Entries supplied>
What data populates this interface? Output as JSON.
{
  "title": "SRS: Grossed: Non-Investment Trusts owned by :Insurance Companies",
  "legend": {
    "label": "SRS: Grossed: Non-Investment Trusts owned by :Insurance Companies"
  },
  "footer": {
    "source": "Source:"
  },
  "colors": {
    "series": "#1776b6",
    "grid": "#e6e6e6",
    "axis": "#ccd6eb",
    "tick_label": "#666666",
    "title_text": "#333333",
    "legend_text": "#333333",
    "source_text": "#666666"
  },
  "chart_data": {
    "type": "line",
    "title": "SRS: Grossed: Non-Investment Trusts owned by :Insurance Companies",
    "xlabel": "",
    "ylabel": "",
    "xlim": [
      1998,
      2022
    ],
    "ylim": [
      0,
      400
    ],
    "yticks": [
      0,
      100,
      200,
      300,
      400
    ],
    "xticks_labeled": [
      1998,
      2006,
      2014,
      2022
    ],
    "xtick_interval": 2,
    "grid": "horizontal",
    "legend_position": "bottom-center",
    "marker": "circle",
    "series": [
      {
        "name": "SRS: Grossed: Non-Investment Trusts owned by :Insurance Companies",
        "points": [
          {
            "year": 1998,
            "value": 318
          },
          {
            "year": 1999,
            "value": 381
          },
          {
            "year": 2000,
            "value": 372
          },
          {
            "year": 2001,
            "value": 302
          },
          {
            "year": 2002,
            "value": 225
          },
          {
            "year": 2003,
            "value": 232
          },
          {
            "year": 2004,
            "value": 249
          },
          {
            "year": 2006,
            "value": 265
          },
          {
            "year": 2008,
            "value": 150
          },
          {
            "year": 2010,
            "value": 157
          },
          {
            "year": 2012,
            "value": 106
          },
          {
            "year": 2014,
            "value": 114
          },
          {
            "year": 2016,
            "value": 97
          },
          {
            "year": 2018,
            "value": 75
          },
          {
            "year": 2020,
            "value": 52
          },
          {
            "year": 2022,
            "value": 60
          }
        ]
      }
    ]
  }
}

Request> From the records, copy every line that has the string "owned" in it.

Answer to the problem>
  "title": "SRS: Grossed: Non-Investment Trusts owned by :Insurance Companies",
    "label": "SRS: Grossed: Non-Investment Trusts owned by :Insurance Companies"
    "title": "SRS: Grossed: Non-Investment Trusts owned by :Insurance Companies",
        "name": "SRS: Grossed: Non-Investment Trusts owned by :Insurance Companies",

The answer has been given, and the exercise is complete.